GIVEN PASSAGE:
****
[squid-dev] Digest related question.

Sun Feb 22 01:31:47 UTC 2015

On 22/02/2015 02:46, Amos Jeffries wrote:
> The response to a HEAD request is supposed to be exactly identical to a
> response to the GET, but with the body/payload/entity cropped off. Even
> the Content-Length headers etc should be present saying what size the
> body would have been.

So just to make sure I understand the reality:
In a case I start squid with 0 objects and run only one transaction of a 
GET request it would create two objects?
 From what I have seen in the code in the past(very long ago) I remember 
that it might not be this way.
So I cannot just run a HEAD request and expect it to reflect too much 
information about the cached data.

About the store log, I have one issue with it and it is that I would not 
be able to "know" if the object is in the cache unless I will follow 
everything in the store log including cache removals.

So one process that will follow the store log and will store it will be 
enough to supply the currently "cached" object list per squid instance 
start till the squid shuts down.
In a case I would try to "save" it for after a shutdown would be more 
difficult.

 From another point of view which is the actual content digest I would 
need some way to receive the file\response content and I was thinking 
about an ICAP based solution which might be combined with the store log 
"follower".

I have a situation in mind for some situation with this kind of a setup:
Fetch a URL which will be digested as we go and then will be "followed" 
and in a case the associated url will be purged from the cache the 
digest will also be erased from the DB.

Now the next part is the right way to "know" if there is a way to 
pre-find the request digest from the origin server.
And it seems like a HEAD request to the origin server might be enough.
So the origin server must be publicly accessible so the "follower" might 
be able to fetch a HEAD of the file and lookup any digest data in the 
response.
In turn a metalink file link in the HEAD headers might be usable for a 
more complicated options.
There is another issue with digest "validation" which can be considered 
as an option for black\white list a server for digest\metalink credibility.

Do you think this idea looks a bit sane?

Eliezer
****
WORK TO COMPLETE:
**A.** Summarize the squid-dev post in two sentences.
**B.** In the squid-dev post, what does the writer say might be enough to pre-find the request digest from the origin server?
**C.** Please reproduce everything in the squid-dev post from "and in a case" down to "the origin server.".
The lines that come next have nothing to do with the post above.

INFORMATION SUPPLIED:
****
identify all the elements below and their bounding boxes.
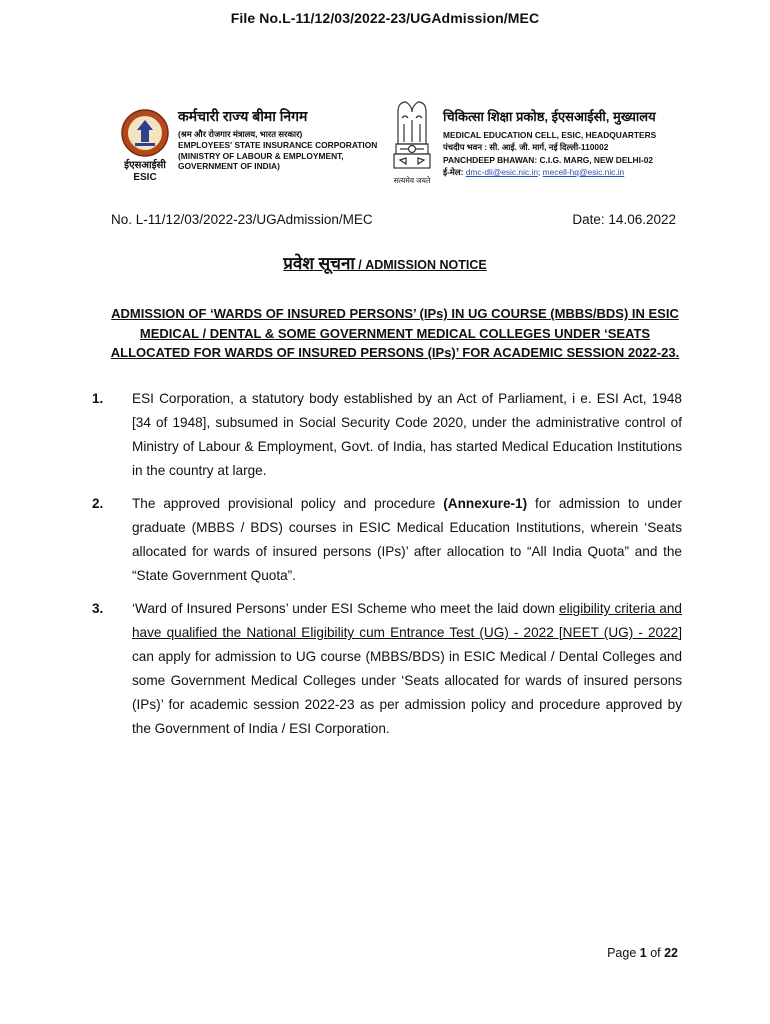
****
FULL SOLUTIONS:
**A.** The writer asks whether a single GET transaction would create two cached objects and notes that the store log would have to be followed fully, including removals, to know what is cached. He proposes a follower process, possibly combined with an ICAP-based solution, that digests fetched content, erases digests when URLs are purged, and uses HEAD requests to origin servers to look up digest data, and he asks whether the idea seems sane.

**B.** A HEAD request to the origin server.

**C.**
and in a case the associated url will be purged from the cache the 
digest will also be erased from the DB.

Now the next part is the right way to "know" if there is a way to 
pre-find the request digest from the origin server.